• EXERCISE DESCRIPTION
Look through the data for the string "text". Copy every line where it is found.
»»
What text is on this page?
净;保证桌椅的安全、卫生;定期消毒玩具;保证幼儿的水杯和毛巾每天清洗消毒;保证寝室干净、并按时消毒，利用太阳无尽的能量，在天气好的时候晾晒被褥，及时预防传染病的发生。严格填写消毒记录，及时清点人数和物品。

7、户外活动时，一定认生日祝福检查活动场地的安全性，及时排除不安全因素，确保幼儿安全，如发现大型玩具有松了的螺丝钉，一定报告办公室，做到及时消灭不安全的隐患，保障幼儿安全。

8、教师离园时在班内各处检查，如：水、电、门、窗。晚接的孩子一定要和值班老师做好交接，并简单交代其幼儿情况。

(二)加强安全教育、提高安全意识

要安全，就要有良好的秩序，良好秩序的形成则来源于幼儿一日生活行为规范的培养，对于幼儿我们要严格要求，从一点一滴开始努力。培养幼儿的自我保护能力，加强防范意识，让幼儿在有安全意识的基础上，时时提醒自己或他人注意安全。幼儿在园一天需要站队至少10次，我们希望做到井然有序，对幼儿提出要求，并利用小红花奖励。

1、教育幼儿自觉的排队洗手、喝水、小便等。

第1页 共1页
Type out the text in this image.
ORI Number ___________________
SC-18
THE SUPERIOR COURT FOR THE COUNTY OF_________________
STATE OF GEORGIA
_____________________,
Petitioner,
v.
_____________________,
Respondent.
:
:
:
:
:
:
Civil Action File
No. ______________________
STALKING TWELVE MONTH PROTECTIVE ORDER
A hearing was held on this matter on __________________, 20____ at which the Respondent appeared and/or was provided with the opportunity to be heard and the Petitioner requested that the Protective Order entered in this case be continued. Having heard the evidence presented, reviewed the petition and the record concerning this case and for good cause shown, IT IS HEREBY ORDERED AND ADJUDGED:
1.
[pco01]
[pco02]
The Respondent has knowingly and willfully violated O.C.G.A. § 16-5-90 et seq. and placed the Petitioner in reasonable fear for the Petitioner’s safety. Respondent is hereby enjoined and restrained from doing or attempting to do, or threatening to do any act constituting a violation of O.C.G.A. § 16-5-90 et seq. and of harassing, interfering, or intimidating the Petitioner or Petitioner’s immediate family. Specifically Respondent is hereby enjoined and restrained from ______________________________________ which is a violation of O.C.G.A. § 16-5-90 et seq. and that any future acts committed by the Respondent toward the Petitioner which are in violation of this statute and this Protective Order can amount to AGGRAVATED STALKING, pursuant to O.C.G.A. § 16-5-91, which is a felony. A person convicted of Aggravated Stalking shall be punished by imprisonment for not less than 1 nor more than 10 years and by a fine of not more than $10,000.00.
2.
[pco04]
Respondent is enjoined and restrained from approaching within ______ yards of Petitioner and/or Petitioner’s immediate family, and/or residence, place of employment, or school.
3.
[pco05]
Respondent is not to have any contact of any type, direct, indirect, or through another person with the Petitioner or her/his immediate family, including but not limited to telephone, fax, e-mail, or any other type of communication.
««
• RESULT OF THE EXERCISE
What text is on this page?
Type out the text in this image.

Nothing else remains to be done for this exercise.